>>>

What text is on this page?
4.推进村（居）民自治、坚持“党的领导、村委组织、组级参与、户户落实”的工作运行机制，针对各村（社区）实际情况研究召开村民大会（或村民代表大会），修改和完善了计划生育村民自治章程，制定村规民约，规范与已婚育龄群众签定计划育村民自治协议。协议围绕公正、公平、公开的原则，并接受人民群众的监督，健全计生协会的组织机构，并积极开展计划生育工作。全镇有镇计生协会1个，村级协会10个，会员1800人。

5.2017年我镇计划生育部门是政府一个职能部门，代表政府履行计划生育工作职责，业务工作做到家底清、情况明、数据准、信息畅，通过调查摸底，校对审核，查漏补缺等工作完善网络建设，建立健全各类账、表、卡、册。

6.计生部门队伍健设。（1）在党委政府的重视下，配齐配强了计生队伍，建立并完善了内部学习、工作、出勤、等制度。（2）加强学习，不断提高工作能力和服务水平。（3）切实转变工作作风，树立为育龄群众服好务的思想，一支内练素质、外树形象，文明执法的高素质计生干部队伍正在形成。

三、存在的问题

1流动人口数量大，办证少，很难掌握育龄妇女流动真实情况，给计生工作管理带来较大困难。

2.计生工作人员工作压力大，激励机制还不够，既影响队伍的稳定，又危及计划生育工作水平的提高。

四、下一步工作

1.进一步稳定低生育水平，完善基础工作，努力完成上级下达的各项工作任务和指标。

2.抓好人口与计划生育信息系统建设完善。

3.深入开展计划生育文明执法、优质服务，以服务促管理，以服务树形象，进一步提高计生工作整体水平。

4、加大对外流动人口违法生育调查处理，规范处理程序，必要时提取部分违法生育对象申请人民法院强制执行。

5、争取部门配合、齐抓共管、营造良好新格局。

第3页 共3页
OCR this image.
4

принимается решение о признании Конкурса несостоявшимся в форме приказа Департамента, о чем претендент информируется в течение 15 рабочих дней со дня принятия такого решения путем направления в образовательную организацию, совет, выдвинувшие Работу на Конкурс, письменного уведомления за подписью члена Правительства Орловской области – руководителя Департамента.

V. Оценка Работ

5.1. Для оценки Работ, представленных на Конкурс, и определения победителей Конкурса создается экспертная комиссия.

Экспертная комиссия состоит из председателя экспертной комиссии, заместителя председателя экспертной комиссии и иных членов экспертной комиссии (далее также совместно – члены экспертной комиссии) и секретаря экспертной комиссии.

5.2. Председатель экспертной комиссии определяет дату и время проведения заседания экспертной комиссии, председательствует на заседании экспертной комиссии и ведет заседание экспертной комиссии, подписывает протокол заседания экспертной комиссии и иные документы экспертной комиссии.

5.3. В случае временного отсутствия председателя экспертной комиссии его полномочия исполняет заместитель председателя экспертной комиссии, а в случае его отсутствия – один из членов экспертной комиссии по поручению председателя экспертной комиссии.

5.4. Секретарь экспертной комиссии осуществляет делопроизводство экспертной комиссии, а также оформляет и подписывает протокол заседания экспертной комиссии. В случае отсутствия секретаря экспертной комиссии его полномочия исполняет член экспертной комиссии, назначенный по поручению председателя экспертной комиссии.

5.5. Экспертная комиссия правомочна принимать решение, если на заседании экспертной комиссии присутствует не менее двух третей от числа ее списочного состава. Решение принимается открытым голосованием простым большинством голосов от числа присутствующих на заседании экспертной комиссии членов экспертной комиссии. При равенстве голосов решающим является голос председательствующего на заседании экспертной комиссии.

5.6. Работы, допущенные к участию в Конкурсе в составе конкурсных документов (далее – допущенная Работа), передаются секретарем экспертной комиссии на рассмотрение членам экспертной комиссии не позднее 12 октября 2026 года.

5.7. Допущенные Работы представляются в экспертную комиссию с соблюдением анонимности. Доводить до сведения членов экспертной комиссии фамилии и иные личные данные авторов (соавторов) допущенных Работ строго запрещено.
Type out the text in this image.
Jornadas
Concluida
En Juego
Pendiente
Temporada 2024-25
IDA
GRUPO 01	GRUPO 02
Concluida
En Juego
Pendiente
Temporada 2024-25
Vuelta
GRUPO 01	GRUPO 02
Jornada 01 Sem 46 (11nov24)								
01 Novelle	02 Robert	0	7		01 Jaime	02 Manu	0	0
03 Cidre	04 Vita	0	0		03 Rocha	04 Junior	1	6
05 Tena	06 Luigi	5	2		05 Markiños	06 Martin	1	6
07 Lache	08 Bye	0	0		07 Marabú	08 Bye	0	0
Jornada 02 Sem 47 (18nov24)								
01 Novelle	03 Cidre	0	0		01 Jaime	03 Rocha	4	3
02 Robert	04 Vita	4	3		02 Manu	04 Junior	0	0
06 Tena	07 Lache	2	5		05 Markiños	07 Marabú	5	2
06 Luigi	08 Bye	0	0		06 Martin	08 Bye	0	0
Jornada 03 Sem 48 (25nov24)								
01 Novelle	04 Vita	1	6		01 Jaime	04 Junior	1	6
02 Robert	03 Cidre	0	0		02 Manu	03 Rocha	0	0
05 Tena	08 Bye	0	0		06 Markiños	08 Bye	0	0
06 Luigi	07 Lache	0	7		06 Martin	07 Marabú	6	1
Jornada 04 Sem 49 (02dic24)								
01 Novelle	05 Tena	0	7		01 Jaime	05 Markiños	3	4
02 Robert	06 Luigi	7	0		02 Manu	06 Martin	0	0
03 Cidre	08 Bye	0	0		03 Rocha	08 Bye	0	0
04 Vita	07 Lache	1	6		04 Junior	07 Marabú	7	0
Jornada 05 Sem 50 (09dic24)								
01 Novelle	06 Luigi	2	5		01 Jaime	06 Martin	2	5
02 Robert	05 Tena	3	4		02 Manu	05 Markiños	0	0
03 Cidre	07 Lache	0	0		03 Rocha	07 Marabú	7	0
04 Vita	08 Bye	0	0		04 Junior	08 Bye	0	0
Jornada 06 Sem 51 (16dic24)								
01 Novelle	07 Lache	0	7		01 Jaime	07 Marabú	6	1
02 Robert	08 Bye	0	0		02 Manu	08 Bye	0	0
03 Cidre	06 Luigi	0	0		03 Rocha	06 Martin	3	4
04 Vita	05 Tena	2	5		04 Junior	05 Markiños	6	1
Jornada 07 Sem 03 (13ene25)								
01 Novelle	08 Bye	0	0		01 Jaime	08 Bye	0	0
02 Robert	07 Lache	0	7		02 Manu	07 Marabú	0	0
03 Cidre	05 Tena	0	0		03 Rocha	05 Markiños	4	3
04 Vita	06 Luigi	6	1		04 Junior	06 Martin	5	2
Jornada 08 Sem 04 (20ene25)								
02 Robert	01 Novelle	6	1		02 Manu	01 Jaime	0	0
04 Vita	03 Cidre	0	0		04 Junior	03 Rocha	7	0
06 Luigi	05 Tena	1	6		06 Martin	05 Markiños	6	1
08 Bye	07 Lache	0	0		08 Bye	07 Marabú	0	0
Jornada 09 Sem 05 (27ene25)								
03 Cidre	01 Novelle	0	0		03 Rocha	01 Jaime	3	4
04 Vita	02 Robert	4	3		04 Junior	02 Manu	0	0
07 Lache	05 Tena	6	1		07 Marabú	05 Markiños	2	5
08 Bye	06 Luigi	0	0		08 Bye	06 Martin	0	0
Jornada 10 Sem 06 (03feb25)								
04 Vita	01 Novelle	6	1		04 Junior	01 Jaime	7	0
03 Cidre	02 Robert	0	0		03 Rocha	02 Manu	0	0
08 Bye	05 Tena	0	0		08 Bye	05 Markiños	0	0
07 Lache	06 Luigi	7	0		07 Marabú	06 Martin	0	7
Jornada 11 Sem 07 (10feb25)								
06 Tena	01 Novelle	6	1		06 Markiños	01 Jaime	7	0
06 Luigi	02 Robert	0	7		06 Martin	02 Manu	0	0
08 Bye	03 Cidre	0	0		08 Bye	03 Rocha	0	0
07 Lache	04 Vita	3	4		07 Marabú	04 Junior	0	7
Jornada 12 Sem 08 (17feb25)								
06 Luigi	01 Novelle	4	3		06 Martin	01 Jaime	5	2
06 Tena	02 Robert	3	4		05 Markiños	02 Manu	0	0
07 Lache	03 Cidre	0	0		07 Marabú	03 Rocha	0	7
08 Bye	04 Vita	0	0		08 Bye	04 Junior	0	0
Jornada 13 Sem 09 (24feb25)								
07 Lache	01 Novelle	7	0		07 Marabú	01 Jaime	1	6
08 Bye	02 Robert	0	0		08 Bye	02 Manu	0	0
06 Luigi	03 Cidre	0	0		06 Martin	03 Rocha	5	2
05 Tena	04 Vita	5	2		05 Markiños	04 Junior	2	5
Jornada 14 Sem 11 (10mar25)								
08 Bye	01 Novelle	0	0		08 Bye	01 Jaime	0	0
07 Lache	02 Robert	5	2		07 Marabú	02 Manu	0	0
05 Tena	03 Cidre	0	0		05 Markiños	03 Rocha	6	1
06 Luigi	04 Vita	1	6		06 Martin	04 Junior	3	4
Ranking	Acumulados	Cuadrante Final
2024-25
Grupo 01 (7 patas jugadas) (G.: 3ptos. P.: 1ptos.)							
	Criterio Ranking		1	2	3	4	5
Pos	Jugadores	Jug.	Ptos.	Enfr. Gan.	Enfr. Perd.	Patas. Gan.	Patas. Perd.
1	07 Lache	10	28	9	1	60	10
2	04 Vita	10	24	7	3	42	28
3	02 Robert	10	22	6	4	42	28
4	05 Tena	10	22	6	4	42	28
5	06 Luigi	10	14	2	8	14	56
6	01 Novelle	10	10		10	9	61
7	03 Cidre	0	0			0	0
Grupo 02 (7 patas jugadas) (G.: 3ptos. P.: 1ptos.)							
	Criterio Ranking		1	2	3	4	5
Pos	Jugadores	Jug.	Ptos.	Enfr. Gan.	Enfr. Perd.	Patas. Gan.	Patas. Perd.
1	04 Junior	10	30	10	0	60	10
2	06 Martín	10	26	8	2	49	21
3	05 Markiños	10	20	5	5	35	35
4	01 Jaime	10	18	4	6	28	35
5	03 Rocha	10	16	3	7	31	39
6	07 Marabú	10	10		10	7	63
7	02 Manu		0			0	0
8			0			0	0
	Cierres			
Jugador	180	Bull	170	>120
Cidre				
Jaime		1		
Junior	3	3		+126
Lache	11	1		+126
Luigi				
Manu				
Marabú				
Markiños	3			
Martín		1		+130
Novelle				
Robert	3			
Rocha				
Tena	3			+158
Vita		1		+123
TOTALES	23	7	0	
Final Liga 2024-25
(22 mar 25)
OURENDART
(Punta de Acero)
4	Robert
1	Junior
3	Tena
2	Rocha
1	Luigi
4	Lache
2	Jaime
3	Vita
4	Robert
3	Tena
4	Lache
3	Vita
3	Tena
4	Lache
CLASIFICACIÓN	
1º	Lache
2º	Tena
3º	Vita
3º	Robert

<<<

→ Requirements:
Go through the entries above and pull out each line with "далее" in it.

→ Correct response:
Экспертная комиссия состоит из председателя экспертной комиссии, заместителя председателя экспертной комиссии и иных членов экспертной комиссии (далее также совместно – члены экспертной комиссии) и секретаря экспертной комиссии.
5.6. Работы, допущенные к участию в Конкурсе в составе конкурсных документов (далее – допущенная Работа), передаются секретарем экспертной комиссии на рассмотрение членам экспертной комиссии не позднее 12 октября 2026 года.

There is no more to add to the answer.